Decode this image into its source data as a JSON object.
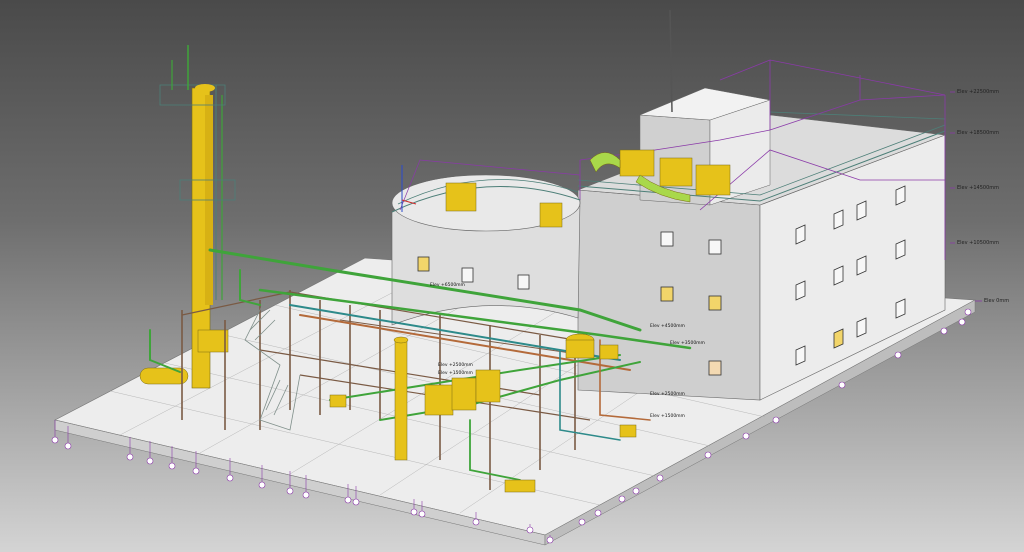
{
  "scene": {
    "title": "",
    "elevation_markers": [
      "Elev +22500mm",
      "Elev +18500mm",
      "Elev +14500mm",
      "Elev +10500mm",
      "Elev 0mm",
      "Elev +6500mm",
      "Elev +4500mm",
      "Elev +3500mm",
      "Elev +2500mm",
      "Elev +1500mm",
      "Elev +2500mm",
      "Elev +1500mm"
    ],
    "colors": {
      "background_top": "#4a4a4a",
      "background_bottom": "#d4d4d4",
      "building": "#e6e6e6",
      "vessel_yellow": "#e6c21a",
      "pipe_green": "#3fa43a",
      "steel_brown": "#7a5a44",
      "gridline_purple": "#8a3aa8",
      "slab": "#ececec"
    }
  }
}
★ ★ ★
▶ Problem description:
Copy the records above exactly, leaving out every picture.

▶ Result:
Decode this image into its source data as a JSON object.
{
  "scene": {
    "title": "",
    "elevation_markers": [
      "Elev +22500mm",
      "Elev +18500mm",
      "Elev +14500mm",
      "Elev +10500mm",
      "Elev 0mm",
      "Elev +6500mm",
      "Elev +4500mm",
      "Elev +3500mm",
      "Elev +2500mm",
      "Elev +1500mm",
      "Elev +2500mm",
      "Elev +1500mm"
    ],
    "colors": {
      "background_top": "#4a4a4a",
      "background_bottom": "#d4d4d4",
      "building": "#e6e6e6",
      "vessel_yellow": "#e6c21a",
      "pipe_green": "#3fa43a",
      "steel_brown": "#7a5a44",
      "gridline_purple": "#8a3aa8",
      "slab": "#ececec"
    }
  }
}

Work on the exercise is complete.